§ Exercise details
Scan the records for the string "JSON"; copy each line where it occurs.

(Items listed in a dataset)
>>>>>

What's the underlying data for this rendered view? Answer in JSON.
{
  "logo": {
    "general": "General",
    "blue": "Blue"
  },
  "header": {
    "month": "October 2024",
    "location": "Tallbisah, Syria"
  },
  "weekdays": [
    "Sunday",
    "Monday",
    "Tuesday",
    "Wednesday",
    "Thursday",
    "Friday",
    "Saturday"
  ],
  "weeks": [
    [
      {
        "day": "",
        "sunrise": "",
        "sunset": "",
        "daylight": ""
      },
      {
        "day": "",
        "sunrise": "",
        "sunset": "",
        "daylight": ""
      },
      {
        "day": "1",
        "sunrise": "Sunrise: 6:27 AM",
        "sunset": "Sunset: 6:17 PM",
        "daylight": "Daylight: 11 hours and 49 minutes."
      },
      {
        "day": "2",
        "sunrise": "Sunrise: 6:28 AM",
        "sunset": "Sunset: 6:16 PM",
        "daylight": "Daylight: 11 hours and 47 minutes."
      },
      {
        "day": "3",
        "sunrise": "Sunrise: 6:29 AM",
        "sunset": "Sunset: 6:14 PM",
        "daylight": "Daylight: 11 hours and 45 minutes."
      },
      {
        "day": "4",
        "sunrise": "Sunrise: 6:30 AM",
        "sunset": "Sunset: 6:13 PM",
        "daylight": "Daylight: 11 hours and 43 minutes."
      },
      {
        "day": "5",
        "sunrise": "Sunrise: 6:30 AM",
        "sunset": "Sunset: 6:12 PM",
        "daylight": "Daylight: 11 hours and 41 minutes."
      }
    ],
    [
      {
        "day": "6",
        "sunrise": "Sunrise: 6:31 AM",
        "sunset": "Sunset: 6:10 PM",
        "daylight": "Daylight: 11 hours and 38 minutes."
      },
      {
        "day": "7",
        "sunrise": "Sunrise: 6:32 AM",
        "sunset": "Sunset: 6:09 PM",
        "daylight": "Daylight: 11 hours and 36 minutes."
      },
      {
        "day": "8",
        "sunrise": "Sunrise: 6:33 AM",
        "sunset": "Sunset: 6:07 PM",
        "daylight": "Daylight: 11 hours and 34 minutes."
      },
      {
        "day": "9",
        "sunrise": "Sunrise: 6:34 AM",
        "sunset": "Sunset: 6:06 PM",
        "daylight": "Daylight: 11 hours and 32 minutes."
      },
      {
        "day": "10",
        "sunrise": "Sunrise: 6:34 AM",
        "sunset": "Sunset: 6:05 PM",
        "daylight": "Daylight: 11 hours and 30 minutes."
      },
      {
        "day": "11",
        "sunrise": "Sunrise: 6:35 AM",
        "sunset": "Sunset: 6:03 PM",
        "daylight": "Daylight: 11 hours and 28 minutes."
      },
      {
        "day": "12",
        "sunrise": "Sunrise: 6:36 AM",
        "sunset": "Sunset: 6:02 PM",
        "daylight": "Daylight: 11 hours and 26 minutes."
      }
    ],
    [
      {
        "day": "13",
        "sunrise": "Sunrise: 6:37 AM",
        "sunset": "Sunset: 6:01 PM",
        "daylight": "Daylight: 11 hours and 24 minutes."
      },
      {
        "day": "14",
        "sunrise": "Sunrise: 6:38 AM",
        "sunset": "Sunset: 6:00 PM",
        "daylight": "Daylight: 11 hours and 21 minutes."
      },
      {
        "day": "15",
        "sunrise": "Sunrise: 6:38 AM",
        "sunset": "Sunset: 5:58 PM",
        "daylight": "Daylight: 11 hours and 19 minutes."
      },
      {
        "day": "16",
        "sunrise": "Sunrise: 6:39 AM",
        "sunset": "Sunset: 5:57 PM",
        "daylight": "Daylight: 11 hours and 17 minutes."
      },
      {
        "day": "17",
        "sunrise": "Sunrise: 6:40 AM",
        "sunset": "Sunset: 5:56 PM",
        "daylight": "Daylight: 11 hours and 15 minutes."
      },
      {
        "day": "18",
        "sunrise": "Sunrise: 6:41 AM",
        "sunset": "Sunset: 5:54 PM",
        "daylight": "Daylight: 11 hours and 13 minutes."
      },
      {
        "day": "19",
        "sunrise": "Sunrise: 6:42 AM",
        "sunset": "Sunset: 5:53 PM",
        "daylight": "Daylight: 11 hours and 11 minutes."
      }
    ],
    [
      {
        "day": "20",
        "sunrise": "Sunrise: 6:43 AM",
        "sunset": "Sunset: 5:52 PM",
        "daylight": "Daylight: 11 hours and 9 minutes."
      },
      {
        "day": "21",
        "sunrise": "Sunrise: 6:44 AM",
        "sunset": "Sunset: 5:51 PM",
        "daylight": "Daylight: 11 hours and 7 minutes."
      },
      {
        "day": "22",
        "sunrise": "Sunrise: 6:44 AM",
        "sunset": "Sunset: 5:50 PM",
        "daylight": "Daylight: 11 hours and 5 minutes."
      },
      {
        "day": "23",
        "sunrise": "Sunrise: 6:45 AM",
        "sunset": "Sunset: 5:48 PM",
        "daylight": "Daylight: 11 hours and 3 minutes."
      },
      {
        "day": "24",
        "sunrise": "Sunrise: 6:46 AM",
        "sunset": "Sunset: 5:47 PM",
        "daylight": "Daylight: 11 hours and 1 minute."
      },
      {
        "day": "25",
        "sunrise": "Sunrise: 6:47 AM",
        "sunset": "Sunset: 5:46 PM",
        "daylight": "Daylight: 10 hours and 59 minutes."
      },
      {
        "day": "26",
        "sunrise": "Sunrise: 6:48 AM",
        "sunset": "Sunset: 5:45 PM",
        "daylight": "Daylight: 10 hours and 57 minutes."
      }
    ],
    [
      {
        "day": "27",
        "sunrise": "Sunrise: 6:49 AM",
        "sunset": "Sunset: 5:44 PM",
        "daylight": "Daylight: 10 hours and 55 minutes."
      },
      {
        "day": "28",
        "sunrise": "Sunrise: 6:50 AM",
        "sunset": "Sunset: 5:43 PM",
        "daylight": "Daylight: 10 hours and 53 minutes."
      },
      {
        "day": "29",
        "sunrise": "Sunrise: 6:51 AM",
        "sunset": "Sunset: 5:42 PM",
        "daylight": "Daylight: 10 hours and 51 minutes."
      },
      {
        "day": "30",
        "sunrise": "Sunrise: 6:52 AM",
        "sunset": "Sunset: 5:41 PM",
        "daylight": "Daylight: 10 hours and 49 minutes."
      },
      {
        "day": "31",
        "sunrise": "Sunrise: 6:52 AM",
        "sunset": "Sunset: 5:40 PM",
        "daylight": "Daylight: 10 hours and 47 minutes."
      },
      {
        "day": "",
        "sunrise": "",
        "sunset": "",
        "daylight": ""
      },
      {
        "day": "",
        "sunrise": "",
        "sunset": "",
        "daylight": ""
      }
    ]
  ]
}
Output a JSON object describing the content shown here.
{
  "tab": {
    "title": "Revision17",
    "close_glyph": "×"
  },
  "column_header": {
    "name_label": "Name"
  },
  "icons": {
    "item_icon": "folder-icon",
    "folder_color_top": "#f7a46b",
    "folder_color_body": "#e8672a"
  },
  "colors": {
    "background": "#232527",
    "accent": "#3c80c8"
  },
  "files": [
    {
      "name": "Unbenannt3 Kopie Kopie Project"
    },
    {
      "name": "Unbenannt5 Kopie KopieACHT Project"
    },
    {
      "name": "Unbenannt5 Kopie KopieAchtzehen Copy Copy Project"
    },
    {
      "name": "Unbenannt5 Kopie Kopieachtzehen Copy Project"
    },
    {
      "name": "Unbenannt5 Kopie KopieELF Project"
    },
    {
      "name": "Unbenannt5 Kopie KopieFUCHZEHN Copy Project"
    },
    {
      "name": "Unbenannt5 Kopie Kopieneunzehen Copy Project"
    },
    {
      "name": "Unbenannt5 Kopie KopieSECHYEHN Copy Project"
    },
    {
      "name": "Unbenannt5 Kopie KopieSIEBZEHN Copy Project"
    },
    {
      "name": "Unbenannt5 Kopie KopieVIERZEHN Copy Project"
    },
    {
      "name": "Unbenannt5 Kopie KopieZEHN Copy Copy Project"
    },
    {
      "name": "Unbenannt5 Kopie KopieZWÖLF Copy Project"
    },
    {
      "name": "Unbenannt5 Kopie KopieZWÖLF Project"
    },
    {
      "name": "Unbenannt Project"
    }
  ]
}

<<<<<

§ The result
What's the underlying data for this rendered view? Answer in JSON.
Output a JSON object describing the content shown here.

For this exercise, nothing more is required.